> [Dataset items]
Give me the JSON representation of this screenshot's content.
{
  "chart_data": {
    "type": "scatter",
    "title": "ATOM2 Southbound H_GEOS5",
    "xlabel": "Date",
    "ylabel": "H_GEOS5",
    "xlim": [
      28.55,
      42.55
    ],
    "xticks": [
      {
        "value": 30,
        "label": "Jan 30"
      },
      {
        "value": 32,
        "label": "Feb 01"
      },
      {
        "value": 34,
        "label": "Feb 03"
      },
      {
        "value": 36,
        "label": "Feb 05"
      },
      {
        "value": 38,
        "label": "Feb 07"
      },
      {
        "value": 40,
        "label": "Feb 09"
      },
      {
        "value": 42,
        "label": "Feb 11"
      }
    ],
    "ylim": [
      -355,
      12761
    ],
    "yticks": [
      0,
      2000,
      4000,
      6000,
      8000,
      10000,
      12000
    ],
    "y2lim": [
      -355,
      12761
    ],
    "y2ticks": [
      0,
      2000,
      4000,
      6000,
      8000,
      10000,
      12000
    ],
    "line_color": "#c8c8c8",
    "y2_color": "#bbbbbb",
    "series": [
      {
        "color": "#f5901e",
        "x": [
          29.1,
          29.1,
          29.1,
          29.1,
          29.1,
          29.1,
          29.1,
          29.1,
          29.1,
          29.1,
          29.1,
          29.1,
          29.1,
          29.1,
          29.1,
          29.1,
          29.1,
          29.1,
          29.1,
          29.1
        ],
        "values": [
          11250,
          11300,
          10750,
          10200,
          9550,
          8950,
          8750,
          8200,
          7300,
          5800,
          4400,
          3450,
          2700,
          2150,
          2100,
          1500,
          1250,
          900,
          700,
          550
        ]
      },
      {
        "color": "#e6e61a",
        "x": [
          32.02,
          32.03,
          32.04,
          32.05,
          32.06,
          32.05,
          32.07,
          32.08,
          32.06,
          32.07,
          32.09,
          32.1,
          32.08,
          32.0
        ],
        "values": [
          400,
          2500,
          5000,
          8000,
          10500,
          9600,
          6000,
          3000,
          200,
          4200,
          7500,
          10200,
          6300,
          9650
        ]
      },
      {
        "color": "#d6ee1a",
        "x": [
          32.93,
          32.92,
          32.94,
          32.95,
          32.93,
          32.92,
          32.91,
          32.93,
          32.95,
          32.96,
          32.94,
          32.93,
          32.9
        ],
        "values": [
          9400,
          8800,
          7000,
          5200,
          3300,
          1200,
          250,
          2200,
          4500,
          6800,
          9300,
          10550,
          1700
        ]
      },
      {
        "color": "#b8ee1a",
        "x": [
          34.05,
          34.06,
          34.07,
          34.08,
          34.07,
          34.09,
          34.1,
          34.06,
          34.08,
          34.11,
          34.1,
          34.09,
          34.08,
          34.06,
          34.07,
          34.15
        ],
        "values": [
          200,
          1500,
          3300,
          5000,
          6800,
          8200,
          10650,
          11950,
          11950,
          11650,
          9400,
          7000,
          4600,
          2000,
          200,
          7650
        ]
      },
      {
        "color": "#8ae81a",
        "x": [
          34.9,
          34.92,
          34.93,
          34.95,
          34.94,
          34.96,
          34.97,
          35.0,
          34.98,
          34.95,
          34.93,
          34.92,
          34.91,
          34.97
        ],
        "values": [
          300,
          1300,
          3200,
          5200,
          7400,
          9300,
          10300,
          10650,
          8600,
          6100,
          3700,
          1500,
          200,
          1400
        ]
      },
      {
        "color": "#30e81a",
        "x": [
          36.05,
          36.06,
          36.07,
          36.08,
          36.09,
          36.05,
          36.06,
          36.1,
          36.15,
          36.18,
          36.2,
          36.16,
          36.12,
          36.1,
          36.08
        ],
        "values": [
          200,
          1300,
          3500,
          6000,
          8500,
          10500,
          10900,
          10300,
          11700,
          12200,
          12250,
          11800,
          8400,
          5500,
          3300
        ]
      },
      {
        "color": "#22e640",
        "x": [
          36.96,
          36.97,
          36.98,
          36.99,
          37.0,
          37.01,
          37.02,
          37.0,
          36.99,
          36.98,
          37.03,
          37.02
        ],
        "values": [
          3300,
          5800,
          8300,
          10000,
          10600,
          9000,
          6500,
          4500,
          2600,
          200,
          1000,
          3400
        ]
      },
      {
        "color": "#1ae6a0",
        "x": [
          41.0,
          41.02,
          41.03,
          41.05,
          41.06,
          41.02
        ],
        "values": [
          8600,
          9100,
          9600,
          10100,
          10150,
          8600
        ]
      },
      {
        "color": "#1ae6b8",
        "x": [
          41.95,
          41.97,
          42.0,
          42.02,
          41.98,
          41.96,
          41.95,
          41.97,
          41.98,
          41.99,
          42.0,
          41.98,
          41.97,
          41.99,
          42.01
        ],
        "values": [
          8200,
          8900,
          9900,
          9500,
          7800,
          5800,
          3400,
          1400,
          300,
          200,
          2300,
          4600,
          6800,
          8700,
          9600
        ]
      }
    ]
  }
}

> [OBJECTIVE] Reproduce every line of the data verbatim.

> [THE OUTPUT]
Give me the JSON representation of this screenshot's content.
{
  "chart_data": {
    "type": "scatter",
    "title": "ATOM2 Southbound H_GEOS5",
    "xlabel": "Date",
    "ylabel": "H_GEOS5",
    "xlim": [
      28.55,
      42.55
    ],
    "xticks": [
      {
        "value": 30,
        "label": "Jan 30"
      },
      {
        "value": 32,
        "label": "Feb 01"
      },
      {
        "value": 34,
        "label": "Feb 03"
      },
      {
        "value": 36,
        "label": "Feb 05"
      },
      {
        "value": 38,
        "label": "Feb 07"
      },
      {
        "value": 40,
        "label": "Feb 09"
      },
      {
        "value": 42,
        "label": "Feb 11"
      }
    ],
    "ylim": [
      -355,
      12761
    ],
    "yticks": [
      0,
      2000,
      4000,
      6000,
      8000,
      10000,
      12000
    ],
    "y2lim": [
      -355,
      12761
    ],
    "y2ticks": [
      0,
      2000,
      4000,
      6000,
      8000,
      10000,
      12000
    ],
    "line_color": "#c8c8c8",
    "y2_color": "#bbbbbb",
    "series": [
      {
        "color": "#f5901e",
        "x": [
          29.1,
          29.1,
          29.1,
          29.1,
          29.1,
          29.1,
          29.1,
          29.1,
          29.1,
          29.1,
          29.1,
          29.1,
          29.1,
          29.1,
          29.1,
          29.1,
          29.1,
          29.1,
          29.1,
          29.1
        ],
        "values": [
          11250,
          11300,
          10750,
          10200,
          9550,
          8950,
          8750,
          8200,
          7300,
          5800,
          4400,
          3450,
          2700,
          2150,
          2100,
          1500,
          1250,
          900,
          700,
          550
        ]
      },
      {
        "color": "#e6e61a",
        "x": [
          32.02,
          32.03,
          32.04,
          32.05,
          32.06,
          32.05,
          32.07,
          32.08,
          32.06,
          32.07,
          32.09,
          32.1,
          32.08,
          32.0
        ],
        "values": [
          400,
          2500,
          5000,
          8000,
          10500,
          9600,
          6000,
          3000,
          200,
          4200,
          7500,
          10200,
          6300,
          9650
        ]
      },
      {
        "color": "#d6ee1a",
        "x": [
          32.93,
          32.92,
          32.94,
          32.95,
          32.93,
          32.92,
          32.91,
          32.93,
          32.95,
          32.96,
          32.94,
          32.93,
          32.9
        ],
        "values": [
          9400,
          8800,
          7000,
          5200,
          3300,
          1200,
          250,
          2200,
          4500,
          6800,
          9300,
          10550,
          1700
        ]
      },
      {
        "color": "#b8ee1a",
        "x": [
          34.05,
          34.06,
          34.07,
          34.08,
          34.07,
          34.09,
          34.1,
          34.06,
          34.08,
          34.11,
          34.1,
          34.09,
          34.08,
          34.06,
          34.07,
          34.15
        ],
        "values": [
          200,
          1500,
          3300,
          5000,
          6800,
          8200,
          10650,
          11950,
          11950,
          11650,
          9400,
          7000,
          4600,
          2000,
          200,
          7650
        ]
      },
      {
        "color": "#8ae81a",
        "x": [
          34.9,
          34.92,
          34.93,
          34.95,
          34.94,
          34.96,
          34.97,
          35.0,
          34.98,
          34.95,
          34.93,
          34.92,
          34.91,
          34.97
        ],
        "values": [
          300,
          1300,
          3200,
          5200,
          7400,
          9300,
          10300,
          10650,
          8600,
          6100,
          3700,
          1500,
          200,
          1400
        ]
      },
      {
        "color": "#30e81a",
        "x": [
          36.05,
          36.06,
          36.07,
          36.08,
          36.09,
          36.05,
          36.06,
          36.1,
          36.15,
          36.18,
          36.2,
          36.16,
          36.12,
          36.1,
          36.08
        ],
        "values": [
          200,
          1300,
          3500,
          6000,
          8500,
          10500,
          10900,
          10300,
          11700,
          12200,
          12250,
          11800,
          8400,
          5500,
          3300
        ]
      },
      {
        "color": "#22e640",
        "x": [
          36.96,
          36.97,
          36.98,
          36.99,
          37.0,
          37.01,
          37.02,
          37.0,
          36.99,
          36.98,
          37.03,
          37.02
        ],
        "values": [
          3300,
          5800,
          8300,
          10000,
          10600,
          9000,
          6500,
          4500,
          2600,
          200,
          1000,
          3400
        ]
      },
      {
        "color": "#1ae6a0",
        "x": [
          41.0,
          41.02,
          41.03,
          41.05,
          41.06,
          41.02
        ],
        "values": [
          8600,
          9100,
          9600,
          10100,
          10150,
          8600
        ]
      },
      {
        "color": "#1ae6b8",
        "x": [
          41.95,
          41.97,
          42.0,
          42.02,
          41.98,
          41.96,
          41.95,
          41.97,
          41.98,
          41.99,
          42.0,
          41.98,
          41.97,
          41.99,
          42.01
        ],
        "values": [
          8200,
          8900,
          9900,
          9500,
          7800,
          5800,
          3400,
          1400,
          300,
          200,
          2300,
          4600,
          6800,
          8700,
          9600
        ]
      }
    ]
  }
}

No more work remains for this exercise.